## START Stored data
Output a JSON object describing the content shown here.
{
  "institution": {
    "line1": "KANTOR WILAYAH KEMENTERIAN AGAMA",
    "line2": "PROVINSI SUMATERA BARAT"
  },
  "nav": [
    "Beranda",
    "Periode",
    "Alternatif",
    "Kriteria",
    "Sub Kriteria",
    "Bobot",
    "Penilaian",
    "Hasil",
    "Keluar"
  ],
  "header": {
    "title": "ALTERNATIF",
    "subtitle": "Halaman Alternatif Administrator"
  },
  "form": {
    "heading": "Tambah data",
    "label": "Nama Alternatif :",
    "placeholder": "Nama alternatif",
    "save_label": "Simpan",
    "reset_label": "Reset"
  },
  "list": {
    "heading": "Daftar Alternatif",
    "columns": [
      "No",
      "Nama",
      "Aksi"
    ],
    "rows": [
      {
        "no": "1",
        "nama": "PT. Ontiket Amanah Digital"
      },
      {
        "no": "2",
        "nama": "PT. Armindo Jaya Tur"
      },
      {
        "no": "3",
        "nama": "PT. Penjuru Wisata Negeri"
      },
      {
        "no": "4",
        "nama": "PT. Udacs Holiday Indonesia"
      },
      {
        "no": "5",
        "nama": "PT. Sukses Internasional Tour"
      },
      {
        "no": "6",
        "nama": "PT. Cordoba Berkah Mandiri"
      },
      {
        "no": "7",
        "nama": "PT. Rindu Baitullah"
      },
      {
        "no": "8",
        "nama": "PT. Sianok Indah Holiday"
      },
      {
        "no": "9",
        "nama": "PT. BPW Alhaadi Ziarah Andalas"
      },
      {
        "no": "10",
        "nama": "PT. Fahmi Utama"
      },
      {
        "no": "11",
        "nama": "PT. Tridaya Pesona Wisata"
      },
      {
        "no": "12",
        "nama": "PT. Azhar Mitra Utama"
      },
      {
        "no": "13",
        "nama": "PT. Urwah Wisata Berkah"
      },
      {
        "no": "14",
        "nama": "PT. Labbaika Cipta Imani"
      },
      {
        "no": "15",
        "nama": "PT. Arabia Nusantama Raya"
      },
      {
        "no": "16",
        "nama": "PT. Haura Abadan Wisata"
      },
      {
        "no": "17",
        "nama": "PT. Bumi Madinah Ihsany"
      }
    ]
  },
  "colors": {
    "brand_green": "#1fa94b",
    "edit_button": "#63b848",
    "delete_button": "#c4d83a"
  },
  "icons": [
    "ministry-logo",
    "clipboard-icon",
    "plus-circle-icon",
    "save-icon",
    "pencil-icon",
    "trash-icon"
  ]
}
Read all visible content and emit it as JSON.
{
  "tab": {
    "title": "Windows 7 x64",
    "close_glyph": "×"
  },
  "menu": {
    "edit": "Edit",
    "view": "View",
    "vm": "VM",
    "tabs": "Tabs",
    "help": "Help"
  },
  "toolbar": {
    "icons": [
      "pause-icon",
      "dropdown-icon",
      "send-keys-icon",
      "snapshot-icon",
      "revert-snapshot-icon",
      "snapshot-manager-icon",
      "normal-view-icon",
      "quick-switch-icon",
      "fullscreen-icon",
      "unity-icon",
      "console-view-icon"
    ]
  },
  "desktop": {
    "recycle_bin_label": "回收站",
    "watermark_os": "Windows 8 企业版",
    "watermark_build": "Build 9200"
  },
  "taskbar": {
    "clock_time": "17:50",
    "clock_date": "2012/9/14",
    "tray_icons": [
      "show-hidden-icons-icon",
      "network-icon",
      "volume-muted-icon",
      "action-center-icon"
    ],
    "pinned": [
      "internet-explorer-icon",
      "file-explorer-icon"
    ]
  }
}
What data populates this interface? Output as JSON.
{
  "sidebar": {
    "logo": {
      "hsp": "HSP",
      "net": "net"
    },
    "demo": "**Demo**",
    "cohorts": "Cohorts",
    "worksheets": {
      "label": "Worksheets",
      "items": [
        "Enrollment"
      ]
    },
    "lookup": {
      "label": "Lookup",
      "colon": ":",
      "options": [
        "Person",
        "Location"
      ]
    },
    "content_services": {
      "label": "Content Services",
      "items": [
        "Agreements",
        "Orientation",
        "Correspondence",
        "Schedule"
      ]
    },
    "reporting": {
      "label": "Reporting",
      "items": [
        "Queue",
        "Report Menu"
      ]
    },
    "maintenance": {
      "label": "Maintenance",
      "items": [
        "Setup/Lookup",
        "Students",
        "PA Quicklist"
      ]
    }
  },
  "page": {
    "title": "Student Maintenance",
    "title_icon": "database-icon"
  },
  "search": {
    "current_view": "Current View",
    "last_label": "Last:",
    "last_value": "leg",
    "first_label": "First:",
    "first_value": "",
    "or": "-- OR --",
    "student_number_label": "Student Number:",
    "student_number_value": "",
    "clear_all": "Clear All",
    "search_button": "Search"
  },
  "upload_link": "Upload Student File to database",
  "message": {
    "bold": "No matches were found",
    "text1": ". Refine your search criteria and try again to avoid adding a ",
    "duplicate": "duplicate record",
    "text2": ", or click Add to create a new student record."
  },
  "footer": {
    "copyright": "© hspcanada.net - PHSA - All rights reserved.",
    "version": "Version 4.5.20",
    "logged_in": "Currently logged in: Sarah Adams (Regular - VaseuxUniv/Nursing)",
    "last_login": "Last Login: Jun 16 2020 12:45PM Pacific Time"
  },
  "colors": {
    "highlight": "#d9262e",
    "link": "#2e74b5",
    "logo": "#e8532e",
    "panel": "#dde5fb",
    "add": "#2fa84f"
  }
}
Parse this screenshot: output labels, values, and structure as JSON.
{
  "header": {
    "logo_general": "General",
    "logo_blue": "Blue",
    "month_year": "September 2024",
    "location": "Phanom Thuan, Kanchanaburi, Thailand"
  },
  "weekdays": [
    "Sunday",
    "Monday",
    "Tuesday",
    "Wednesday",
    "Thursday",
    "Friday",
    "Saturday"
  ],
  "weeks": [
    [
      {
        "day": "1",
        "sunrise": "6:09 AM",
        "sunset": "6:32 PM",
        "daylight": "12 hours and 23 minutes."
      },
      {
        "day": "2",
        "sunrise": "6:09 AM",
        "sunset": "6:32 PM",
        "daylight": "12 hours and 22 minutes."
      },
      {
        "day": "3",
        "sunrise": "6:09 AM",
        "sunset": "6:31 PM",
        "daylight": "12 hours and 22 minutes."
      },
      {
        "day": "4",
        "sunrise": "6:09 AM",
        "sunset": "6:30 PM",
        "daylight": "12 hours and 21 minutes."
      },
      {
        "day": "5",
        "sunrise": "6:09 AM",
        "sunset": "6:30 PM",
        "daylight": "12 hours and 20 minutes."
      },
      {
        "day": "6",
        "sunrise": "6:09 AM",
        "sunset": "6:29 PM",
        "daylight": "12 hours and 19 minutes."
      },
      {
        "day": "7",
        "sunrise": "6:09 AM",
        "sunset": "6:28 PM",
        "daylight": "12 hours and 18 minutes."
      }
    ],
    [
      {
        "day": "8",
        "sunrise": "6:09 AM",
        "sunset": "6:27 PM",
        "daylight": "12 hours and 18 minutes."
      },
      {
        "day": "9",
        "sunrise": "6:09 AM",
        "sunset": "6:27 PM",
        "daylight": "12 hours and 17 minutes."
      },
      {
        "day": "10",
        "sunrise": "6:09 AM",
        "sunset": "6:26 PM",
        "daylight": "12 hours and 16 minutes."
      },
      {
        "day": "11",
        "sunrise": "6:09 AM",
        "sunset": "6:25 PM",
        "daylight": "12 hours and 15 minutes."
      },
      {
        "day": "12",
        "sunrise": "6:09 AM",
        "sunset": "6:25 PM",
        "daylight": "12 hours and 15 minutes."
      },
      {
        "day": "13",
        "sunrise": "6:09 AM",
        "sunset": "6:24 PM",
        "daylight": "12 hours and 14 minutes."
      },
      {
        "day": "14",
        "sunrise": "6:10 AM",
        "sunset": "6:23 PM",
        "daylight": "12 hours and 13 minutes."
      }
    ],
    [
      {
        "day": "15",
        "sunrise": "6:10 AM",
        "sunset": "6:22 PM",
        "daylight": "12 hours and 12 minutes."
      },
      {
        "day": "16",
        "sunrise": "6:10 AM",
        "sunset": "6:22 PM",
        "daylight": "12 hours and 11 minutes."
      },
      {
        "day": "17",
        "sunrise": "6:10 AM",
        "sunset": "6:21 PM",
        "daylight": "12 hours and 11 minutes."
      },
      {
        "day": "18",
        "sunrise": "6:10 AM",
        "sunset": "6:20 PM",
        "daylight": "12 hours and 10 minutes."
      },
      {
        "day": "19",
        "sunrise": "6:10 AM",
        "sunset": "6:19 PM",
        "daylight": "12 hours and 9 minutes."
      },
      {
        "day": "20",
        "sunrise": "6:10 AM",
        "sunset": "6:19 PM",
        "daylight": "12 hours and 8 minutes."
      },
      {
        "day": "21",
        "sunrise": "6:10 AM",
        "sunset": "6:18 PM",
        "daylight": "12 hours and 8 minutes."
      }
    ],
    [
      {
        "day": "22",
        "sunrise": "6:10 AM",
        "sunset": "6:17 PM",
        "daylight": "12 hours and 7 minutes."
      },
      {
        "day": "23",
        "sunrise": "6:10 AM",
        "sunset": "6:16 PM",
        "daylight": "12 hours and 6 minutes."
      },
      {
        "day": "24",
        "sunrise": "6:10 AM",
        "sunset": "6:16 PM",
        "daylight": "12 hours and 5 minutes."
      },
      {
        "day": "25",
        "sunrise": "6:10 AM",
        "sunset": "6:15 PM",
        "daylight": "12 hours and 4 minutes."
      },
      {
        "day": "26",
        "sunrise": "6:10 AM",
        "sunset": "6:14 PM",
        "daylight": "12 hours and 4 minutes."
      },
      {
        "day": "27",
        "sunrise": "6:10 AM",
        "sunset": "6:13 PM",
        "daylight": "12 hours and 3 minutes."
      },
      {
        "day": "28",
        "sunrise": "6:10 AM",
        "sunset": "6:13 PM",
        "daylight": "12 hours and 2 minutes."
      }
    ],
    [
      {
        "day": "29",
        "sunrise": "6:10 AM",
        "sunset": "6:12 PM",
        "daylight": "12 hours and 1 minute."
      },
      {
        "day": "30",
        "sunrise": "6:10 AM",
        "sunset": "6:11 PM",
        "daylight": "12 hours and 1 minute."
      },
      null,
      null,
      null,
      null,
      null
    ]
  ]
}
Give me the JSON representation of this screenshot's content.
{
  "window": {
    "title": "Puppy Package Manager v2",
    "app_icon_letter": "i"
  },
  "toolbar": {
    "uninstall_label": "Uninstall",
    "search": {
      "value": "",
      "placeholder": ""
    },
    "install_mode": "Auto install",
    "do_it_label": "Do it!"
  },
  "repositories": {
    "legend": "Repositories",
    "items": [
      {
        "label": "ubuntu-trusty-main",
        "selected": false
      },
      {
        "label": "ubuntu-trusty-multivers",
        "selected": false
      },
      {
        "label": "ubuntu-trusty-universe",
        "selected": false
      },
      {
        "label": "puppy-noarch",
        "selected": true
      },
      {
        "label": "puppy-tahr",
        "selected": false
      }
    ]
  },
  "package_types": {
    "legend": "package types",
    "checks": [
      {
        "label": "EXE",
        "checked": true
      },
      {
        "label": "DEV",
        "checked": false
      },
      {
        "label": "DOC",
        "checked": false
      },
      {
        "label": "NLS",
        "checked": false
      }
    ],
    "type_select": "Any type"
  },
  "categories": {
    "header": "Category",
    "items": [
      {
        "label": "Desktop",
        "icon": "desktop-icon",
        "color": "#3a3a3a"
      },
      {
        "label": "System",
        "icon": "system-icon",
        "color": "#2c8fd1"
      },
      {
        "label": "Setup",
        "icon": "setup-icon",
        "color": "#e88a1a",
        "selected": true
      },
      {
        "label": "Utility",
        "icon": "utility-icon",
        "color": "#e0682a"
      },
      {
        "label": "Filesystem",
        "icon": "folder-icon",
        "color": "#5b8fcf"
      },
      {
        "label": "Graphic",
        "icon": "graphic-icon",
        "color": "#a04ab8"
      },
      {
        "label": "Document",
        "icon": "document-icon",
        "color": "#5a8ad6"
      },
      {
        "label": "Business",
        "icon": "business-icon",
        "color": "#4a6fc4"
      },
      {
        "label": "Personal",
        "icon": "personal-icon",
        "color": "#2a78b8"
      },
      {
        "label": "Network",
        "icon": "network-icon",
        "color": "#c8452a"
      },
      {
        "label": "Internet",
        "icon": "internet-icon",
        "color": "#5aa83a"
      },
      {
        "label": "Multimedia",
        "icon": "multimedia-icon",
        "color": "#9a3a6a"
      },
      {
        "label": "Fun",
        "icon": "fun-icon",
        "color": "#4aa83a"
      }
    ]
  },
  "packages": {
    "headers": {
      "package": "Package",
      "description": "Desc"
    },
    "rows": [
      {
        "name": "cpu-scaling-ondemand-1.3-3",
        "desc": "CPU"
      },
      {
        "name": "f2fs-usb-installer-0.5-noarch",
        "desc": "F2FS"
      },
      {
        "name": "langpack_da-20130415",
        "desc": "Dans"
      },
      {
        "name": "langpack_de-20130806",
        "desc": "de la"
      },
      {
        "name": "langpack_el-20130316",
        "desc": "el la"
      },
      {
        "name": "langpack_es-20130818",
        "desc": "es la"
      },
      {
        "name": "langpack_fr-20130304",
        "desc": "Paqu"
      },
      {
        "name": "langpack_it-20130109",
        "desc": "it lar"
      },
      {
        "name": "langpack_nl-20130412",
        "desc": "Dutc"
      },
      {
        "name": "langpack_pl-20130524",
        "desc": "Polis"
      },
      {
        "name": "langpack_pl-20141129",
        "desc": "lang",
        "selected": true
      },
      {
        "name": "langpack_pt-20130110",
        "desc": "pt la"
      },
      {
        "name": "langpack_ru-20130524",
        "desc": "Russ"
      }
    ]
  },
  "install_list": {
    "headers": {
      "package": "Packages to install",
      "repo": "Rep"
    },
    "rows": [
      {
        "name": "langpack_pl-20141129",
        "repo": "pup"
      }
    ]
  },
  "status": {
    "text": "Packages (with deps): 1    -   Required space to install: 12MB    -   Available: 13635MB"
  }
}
## END Stored data
## What this task involves
Copy every line of the listing that contains the word "Holiday".

## Output for this exercise
        "nama": "PT. Udacs Holiday Indonesia"
        "nama": "PT. Sianok Indah Holiday"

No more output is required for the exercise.